▸ **What the exercise asks**
Copy each record exactly as it reads, leaving out any pictures it holds.

▸ **Raw records**
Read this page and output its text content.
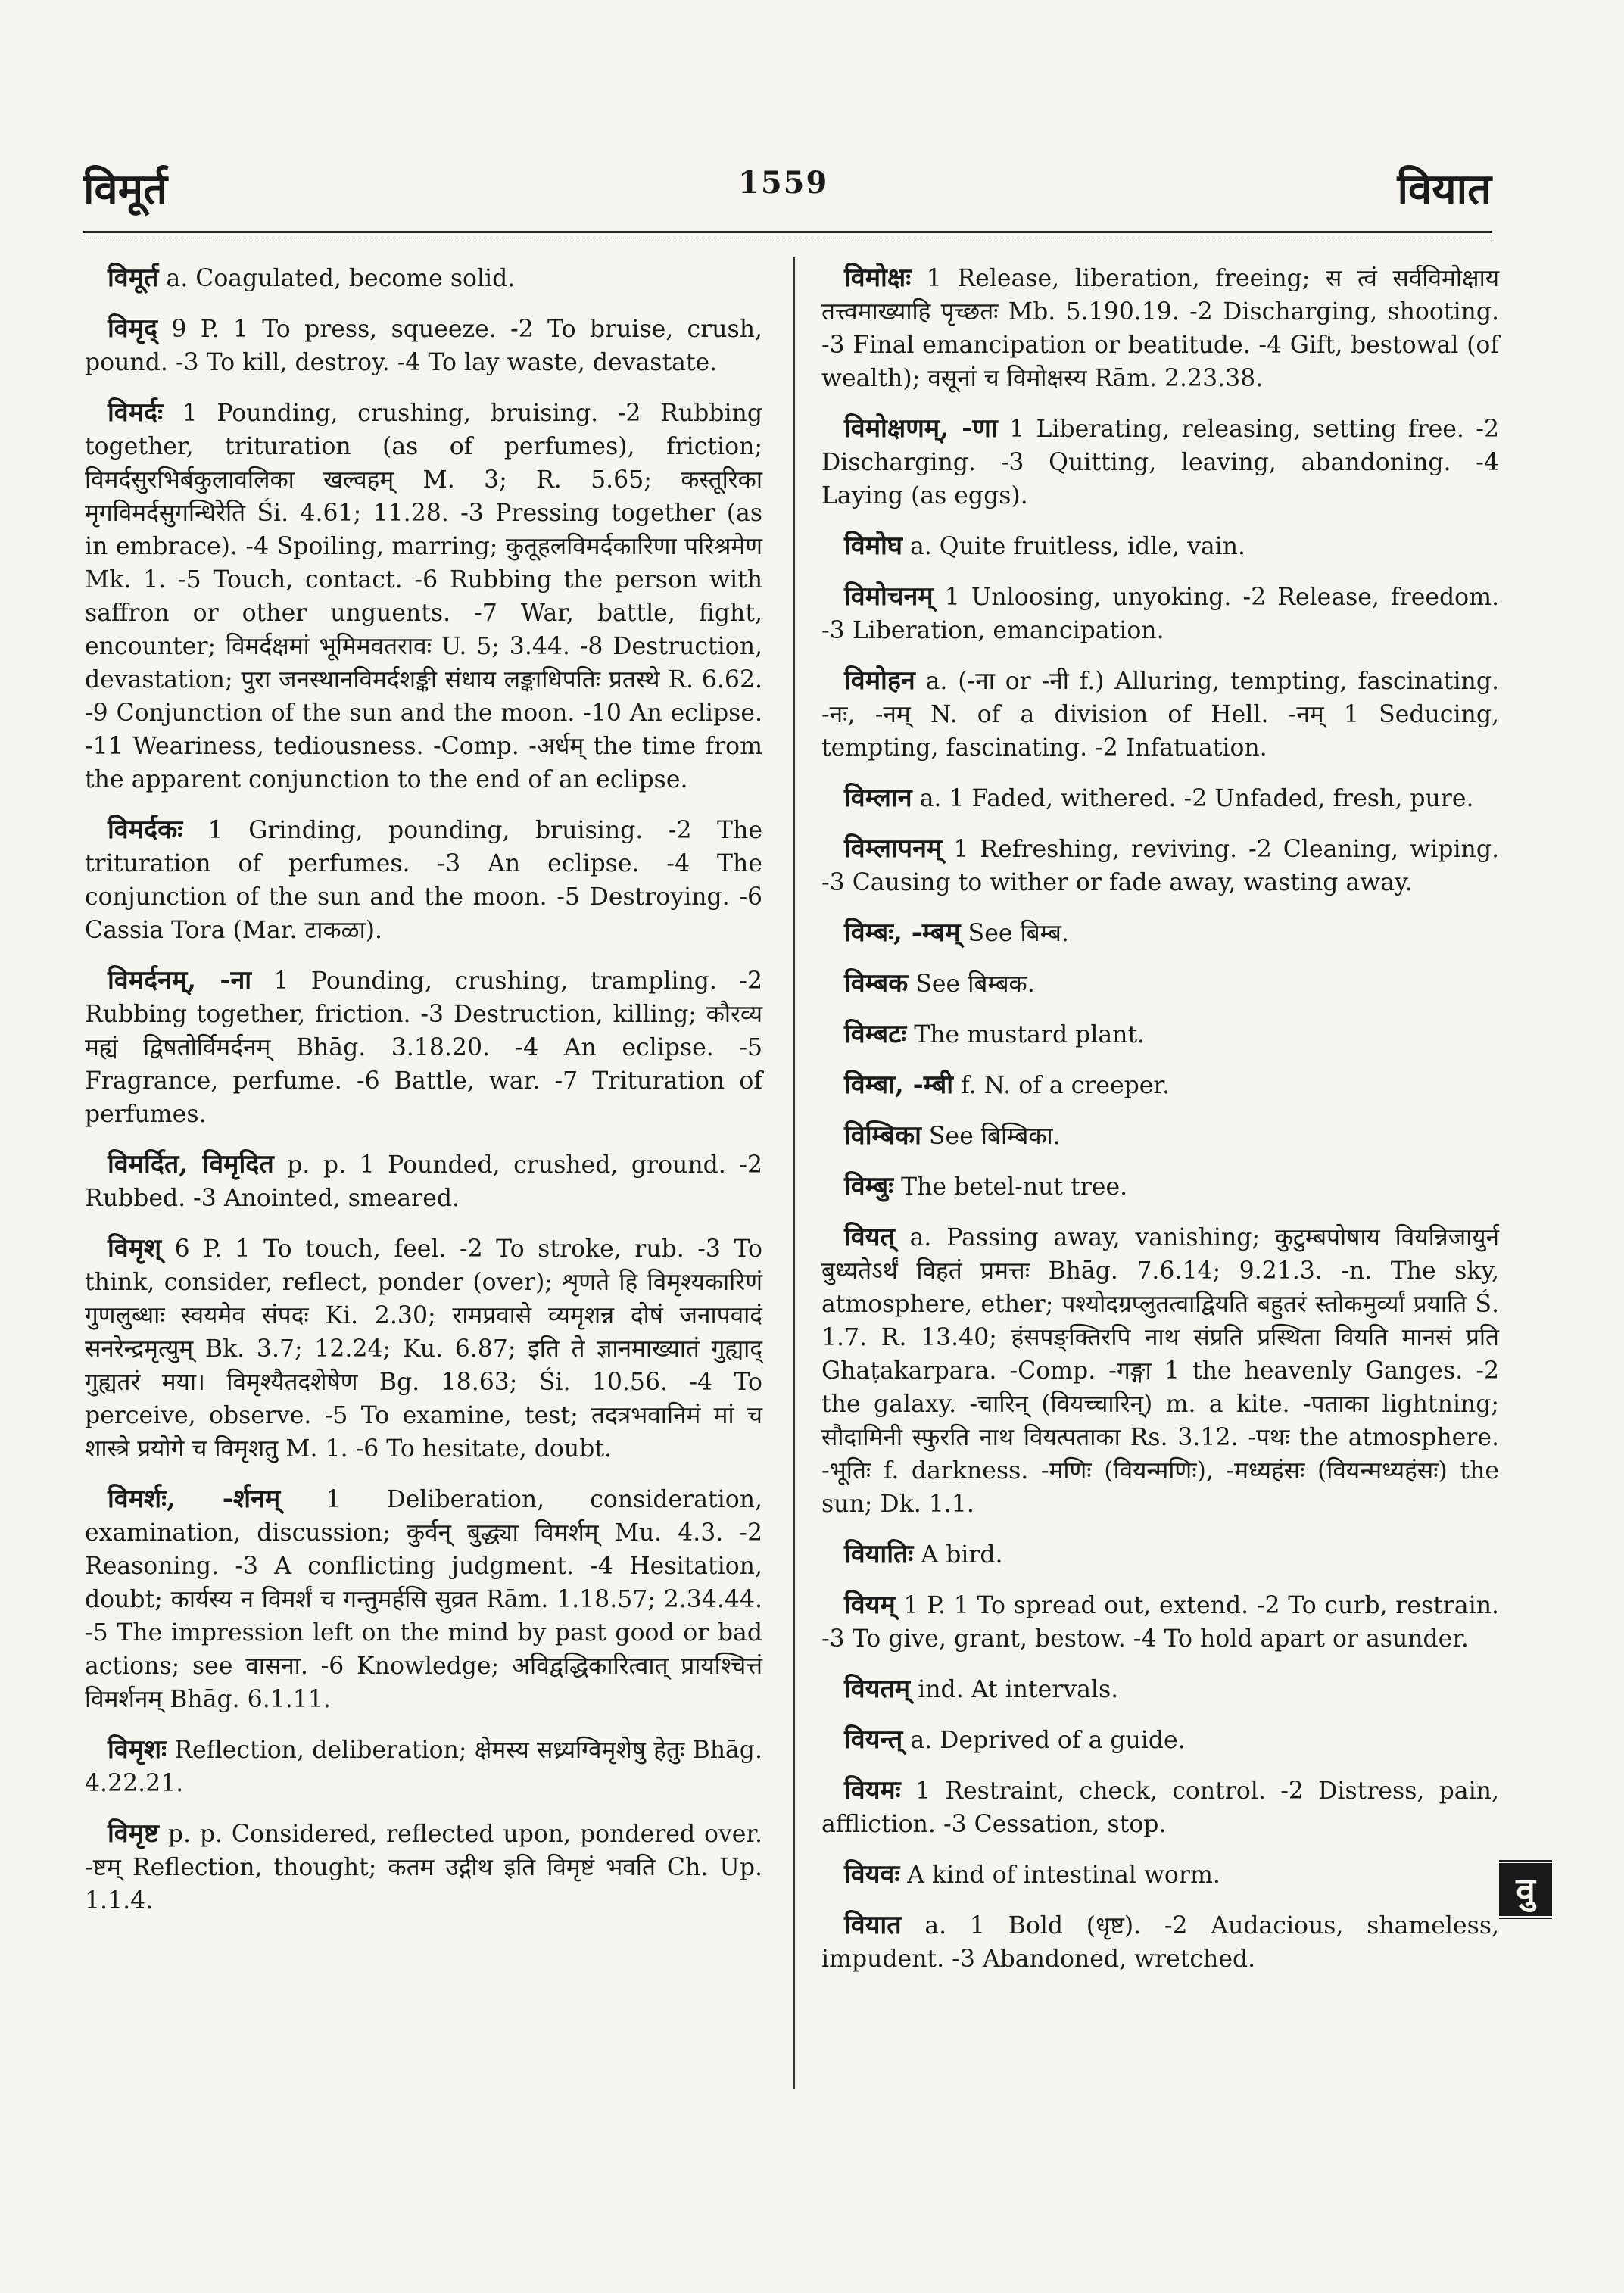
विमूर्त	1559	वियात

विमूर्त a. Coagulated, become solid.

विमृद् 9 P. 1 To press, squeeze. -2 To bruise, crush, pound. -3 To kill, destroy. -4 To lay waste, devastate.

विमर्दः 1 Pounding, crushing, bruising. -2 Rubbing together, trituration (as of perfumes), friction; विमर्दसुरभिर्बकुलावलिका खल्वहम् M. 3; R. 5.65; कस्तूरिका मृगविमर्दसुगन्धिरेति Śi. 4.61; 11.28. -3 Pressing together (as in embrace). -4 Spoiling, marring; कुतूहलविमर्दकारिणा परिश्रमेण Mk. 1. -5 Touch, contact. -6 Rubbing the person with saffron or other unguents. -7 War, battle, fight, encounter; विमर्दक्षमां भूमिमवतरावः U. 5; 3.44. -8 Destruction, devastation; पुरा जनस्थानविमर्दशङ्की संधाय लङ्काधिपतिः प्रतस्थे R. 6.62. -9 Conjunction of the sun and the moon. -10 An eclipse. -11 Weariness, tediousness. -Comp. -अर्धम् the time from the apparent conjunction to the end of an eclipse.

विमर्दकः 1 Grinding, pounding, bruising. -2 The trituration of perfumes. -3 An eclipse. -4 The conjunction of the sun and the moon. -5 Destroying. -6 Cassia Tora (Mar. टाकळा).

विमर्दनम्, -ना 1 Pounding, crushing, trampling. -2 Rubbing together, friction. -3 Destruction, killing; कौरव्य मह्यं द्विषतोर्विमर्दनम् Bhāg. 3.18.20. -4 An eclipse. -5 Fragrance, perfume. -6 Battle, war. -7 Trituration of perfumes.

विमर्दित, विमृदित p. p. 1 Pounded, crushed, ground. -2 Rubbed. -3 Anointed, smeared.

विमृश् 6 P. 1 To touch, feel. -2 To stroke, rub. -3 To think, consider, reflect, ponder (over); शृणते हि विमृश्यकारिणं गुणलुब्धाः स्वयमेव संपदः Ki. 2.30; रामप्रवासे व्यमृशन्न दोषं जनापवादं सनरेन्द्रमृत्युम् Bk. 3.7; 12.24; Ku. 6.87; इति ते ज्ञानमाख्यातं गुह्याद् गुह्यतरं मया। विमृश्यैतदशेषेण Bg. 18.63; Śi. 10.56. -4 To perceive, observe. -5 To examine, test; तदत्रभवानिमं मां च शास्त्रे प्रयोगे च विमृशतु M. 1. -6 To hesitate, doubt.

विमर्शः, -र्शनम् 1 Deliberation, consideration, examination, discussion; कुर्वन् बुद्ध्या विमर्शम् Mu. 4.3. -2 Reasoning. -3 A conflicting judgment. -4 Hesitation, doubt; कार्यस्य न विमर्शं च गन्तुमर्हसि सुव्रत Rām. 1.18.57; 2.34.44. -5 The impression left on the mind by past good or bad actions; see वासना. -6 Knowledge; अविद्वद्धिकारित्वात् प्रायश्चित्तं विमर्शनम् Bhāg. 6.1.11.

विमृशः Reflection, deliberation; क्षेमस्य सध्र्यग्विमृशेषु हेतुः Bhāg. 4.22.21.

विमृष्ट p. p. Considered, reflected upon, pondered over. -ष्टम् Reflection, thought; कतम उद्गीथ इति विमृष्टं भवति Ch. Up. 1.1.4.

विमोक्षः 1 Release, liberation, freeing; स त्वं सर्वविमोक्षाय तत्त्वमाख्याहि पृच्छतः Mb. 5.190.19. -2 Discharging, shooting. -3 Final emancipation or beatitude. -4 Gift, bestowal (of wealth); वसूनां च विमोक्षस्य Rām. 2.23.38.

विमोक्षणम्, -णा 1 Liberating, releasing, setting free. -2 Discharging. -3 Quitting, leaving, abandoning. -4 Laying (as eggs).

विमोघ a. Quite fruitless, idle, vain.

विमोचनम् 1 Unloosing, unyoking. -2 Release, freedom. -3 Liberation, emancipation.

विमोहन a. (-ना or -नी f.) Alluring, tempting, fascinating. -नः, -नम् N. of a division of Hell. -नम् 1 Seducing, tempting, fascinating. -2 Infatuation.

विम्लान a. 1 Faded, withered. -2 Unfaded, fresh, pure.

विम्लापनम् 1 Refreshing, reviving. -2 Cleaning, wiping. -3 Causing to wither or fade away, wasting away.

विम्बः, -म्बम् See बिम्ब.

विम्बक See बिम्बक.

विम्बटः The mustard plant.

विम्बा, -म्बी f. N. of a creeper.

विम्बिका See बिम्बिका.

विम्बुः The betel-nut tree.

वियत् a. Passing away, vanishing; कुटुम्बपोषाय वियन्निजायुर्न बुध्यतेऽर्थं विहतं प्रमत्तः Bhāg. 7.6.14; 9.21.3. -n. The sky, atmosphere, ether; पश्योदग्रप्लुतत्वाद्वियति बहुतरं स्तोकमुर्व्यां प्रयाति Ś. 1.7. R. 13.40; हंसपङ्क्तिरपि नाथ संप्रति प्रस्थिता वियति मानसं प्रति Ghaṭakarpara. -Comp. -गङ्गा 1 the heavenly Ganges. -2 the galaxy. -चारिन् (वियच्चारिन्) m. a kite. -पताका lightning; सौदामिनी स्फुरति नाथ वियत्पताका Rs. 3.12. -पथः the atmosphere. -भूतिः f. darkness. -मणिः (वियन्मणिः), -मध्यहंसः (वियन्मध्यहंसः) the sun; Dk. 1.1.

वियातिः A bird.

वियम् 1 P. 1 To spread out, extend. -2 To curb, restrain. -3 To give, grant, bestow. -4 To hold apart or asunder.

वियतम् ind. At intervals.

वियन्त् a. Deprived of a guide.

वियमः 1 Restraint, check, control. -2 Distress, pain, affliction. -3 Cessation, stop.

वियवः A kind of intestinal worm.

वियात a. 1 Bold (धृष्ट). -2 Audacious, shameless, impudent. -3 Abandoned, wretched.

वु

▸ **Answer to this exercise**
Read this page and output its text content.
विमूर्त	1559	वियात

विमूर्त a. Coagulated, become solid.

विमृद् 9 P. 1 To press, squeeze. -2 To bruise, crush, pound. -3 To kill, destroy. -4 To lay waste, devastate.

विमर्दः 1 Pounding, crushing, bruising. -2 Rubbing together, trituration (as of perfumes), friction; विमर्दसुरभिर्बकुलावलिका खल्वहम् M. 3; R. 5.65; कस्तूरिका मृगविमर्दसुगन्धिरेति Śi. 4.61; 11.28. -3 Pressing together (as in embrace). -4 Spoiling, marring; कुतूहलविमर्दकारिणा परिश्रमेण Mk. 1. -5 Touch, contact. -6 Rubbing the person with saffron or other unguents. -7 War, battle, fight, encounter; विमर्दक्षमां भूमिमवतरावः U. 5; 3.44. -8 Destruction, devastation; पुरा जनस्थानविमर्दशङ्की संधाय लङ्काधिपतिः प्रतस्थे R. 6.62. -9 Conjunction of the sun and the moon. -10 An eclipse. -11 Weariness, tediousness. -Comp. -अर्धम् the time from the apparent conjunction to the end of an eclipse.

विमर्दकः 1 Grinding, pounding, bruising. -2 The trituration of perfumes. -3 An eclipse. -4 The conjunction of the sun and the moon. -5 Destroying. -6 Cassia Tora (Mar. टाकळा).

विमर्दनम्, -ना 1 Pounding, crushing, trampling. -2 Rubbing together, friction. -3 Destruction, killing; कौरव्य मह्यं द्विषतोर्विमर्दनम् Bhāg. 3.18.20. -4 An eclipse. -5 Fragrance, perfume. -6 Battle, war. -7 Trituration of perfumes.

विमर्दित, विमृदित p. p. 1 Pounded, crushed, ground. -2 Rubbed. -3 Anointed, smeared.

विमृश् 6 P. 1 To touch, feel. -2 To stroke, rub. -3 To think, consider, reflect, ponder (over); शृणते हि विमृश्यकारिणं गुणलुब्धाः स्वयमेव संपदः Ki. 2.30; रामप्रवासे व्यमृशन्न दोषं जनापवादं सनरेन्द्रमृत्युम् Bk. 3.7; 12.24; Ku. 6.87; इति ते ज्ञानमाख्यातं गुह्याद् गुह्यतरं मया। विमृश्यैतदशेषेण Bg. 18.63; Śi. 10.56. -4 To perceive, observe. -5 To examine, test; तदत्रभवानिमं मां च शास्त्रे प्रयोगे च विमृशतु M. 1. -6 To hesitate, doubt.

विमर्शः, -र्शनम् 1 Deliberation, consideration, examination, discussion; कुर्वन् बुद्ध्या विमर्शम् Mu. 4.3. -2 Reasoning. -3 A conflicting judgment. -4 Hesitation, doubt; कार्यस्य न विमर्शं च गन्तुमर्हसि सुव्रत Rām. 1.18.57; 2.34.44. -5 The impression left on the mind by past good or bad actions; see वासना. -6 Knowledge; अविद्वद्धिकारित्वात् प्रायश्चित्तं विमर्शनम् Bhāg. 6.1.11.

विमृशः Reflection, deliberation; क्षेमस्य सध्र्यग्विमृशेषु हेतुः Bhāg. 4.22.21.

विमृष्ट p. p. Considered, reflected upon, pondered over. -ष्टम् Reflection, thought; कतम उद्गीथ इति विमृष्टं भवति Ch. Up. 1.1.4.

विमोक्षः 1 Release, liberation, freeing; स त्वं सर्वविमोक्षाय तत्त्वमाख्याहि पृच्छतः Mb. 5.190.19. -2 Discharging, shooting. -3 Final emancipation or beatitude. -4 Gift, bestowal (of wealth); वसूनां च विमोक्षस्य Rām. 2.23.38.

विमोक्षणम्, -णा 1 Liberating, releasing, setting free. -2 Discharging. -3 Quitting, leaving, abandoning. -4 Laying (as eggs).

विमोघ a. Quite fruitless, idle, vain.

विमोचनम् 1 Unloosing, unyoking. -2 Release, freedom. -3 Liberation, emancipation.

विमोहन a. (-ना or -नी f.) Alluring, tempting, fascinating. -नः, -नम् N. of a division of Hell. -नम् 1 Seducing, tempting, fascinating. -2 Infatuation.

विम्लान a. 1 Faded, withered. -2 Unfaded, fresh, pure.

विम्लापनम् 1 Refreshing, reviving. -2 Cleaning, wiping. -3 Causing to wither or fade away, wasting away.

विम्बः, -म्बम् See बिम्ब.

विम्बक See बिम्बक.

विम्बटः The mustard plant.

विम्बा, -म्बी f. N. of a creeper.

विम्बिका See बिम्बिका.

विम्बुः The betel-nut tree.

वियत् a. Passing away, vanishing; कुटुम्बपोषाय वियन्निजायुर्न बुध्यतेऽर्थं विहतं प्रमत्तः Bhāg. 7.6.14; 9.21.3. -n. The sky, atmosphere, ether; पश्योदग्रप्लुतत्वाद्वियति बहुतरं स्तोकमुर्व्यां प्रयाति Ś. 1.7. R. 13.40; हंसपङ्क्तिरपि नाथ संप्रति प्रस्थिता वियति मानसं प्रति Ghaṭakarpara. -Comp. -गङ्गा 1 the heavenly Ganges. -2 the galaxy. -चारिन् (वियच्चारिन्) m. a kite. -पताका lightning; सौदामिनी स्फुरति नाथ वियत्पताका Rs. 3.12. -पथः the atmosphere. -भूतिः f. darkness. -मणिः (वियन्मणिः), -मध्यहंसः (वियन्मध्यहंसः) the sun; Dk. 1.1.

वियातिः A bird.

वियम् 1 P. 1 To spread out, extend. -2 To curb, restrain. -3 To give, grant, bestow. -4 To hold apart or asunder.

वियतम् ind. At intervals.

वियन्त् a. Deprived of a guide.

वियमः 1 Restraint, check, control. -2 Distress, pain, affliction. -3 Cessation, stop.

वियवः A kind of intestinal worm.

वियात a. 1 Bold (धृष्ट). -2 Audacious, shameless, impudent. -3 Abandoned, wretched.

वु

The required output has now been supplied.